Stored data entries:
━━━━━━━━━━━━━━━━

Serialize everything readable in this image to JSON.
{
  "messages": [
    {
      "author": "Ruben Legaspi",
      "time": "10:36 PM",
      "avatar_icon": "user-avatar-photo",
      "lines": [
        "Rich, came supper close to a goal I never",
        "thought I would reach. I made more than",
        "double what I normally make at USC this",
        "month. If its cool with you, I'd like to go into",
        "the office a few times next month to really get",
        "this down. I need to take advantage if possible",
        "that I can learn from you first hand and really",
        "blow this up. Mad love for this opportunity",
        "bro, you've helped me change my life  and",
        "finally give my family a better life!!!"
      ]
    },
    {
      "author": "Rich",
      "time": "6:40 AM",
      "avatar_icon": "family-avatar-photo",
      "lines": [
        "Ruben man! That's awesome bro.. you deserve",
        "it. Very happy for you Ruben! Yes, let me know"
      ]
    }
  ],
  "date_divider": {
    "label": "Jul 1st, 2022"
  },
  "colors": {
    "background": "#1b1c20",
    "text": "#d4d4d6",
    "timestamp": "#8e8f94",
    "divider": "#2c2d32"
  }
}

━━━━━━━━━━━━━━━━

» **TASK STATEMENT**
Repeat the entries above exactly, leaving nothing out.

» **RESULT OF THIS TASK**
Serialize everything readable in this image to JSON.
{
  "messages": [
    {
      "author": "Ruben Legaspi",
      "time": "10:36 PM",
      "avatar_icon": "user-avatar-photo",
      "lines": [
        "Rich, came supper close to a goal I never",
        "thought I would reach. I made more than",
        "double what I normally make at USC this",
        "month. If its cool with you, I'd like to go into",
        "the office a few times next month to really get",
        "this down. I need to take advantage if possible",
        "that I can learn from you first hand and really",
        "blow this up. Mad love for this opportunity",
        "bro, you've helped me change my life  and",
        "finally give my family a better life!!!"
      ]
    },
    {
      "author": "Rich",
      "time": "6:40 AM",
      "avatar_icon": "family-avatar-photo",
      "lines": [
        "Ruben man! That's awesome bro.. you deserve",
        "it. Very happy for you Ruben! Yes, let me know"
      ]
    }
  ],
  "date_divider": {
    "label": "Jul 1st, 2022"
  },
  "colors": {
    "background": "#1b1c20",
    "text": "#d4d4d6",
    "timestamp": "#8e8f94",
    "divider": "#2c2d32"
  }
}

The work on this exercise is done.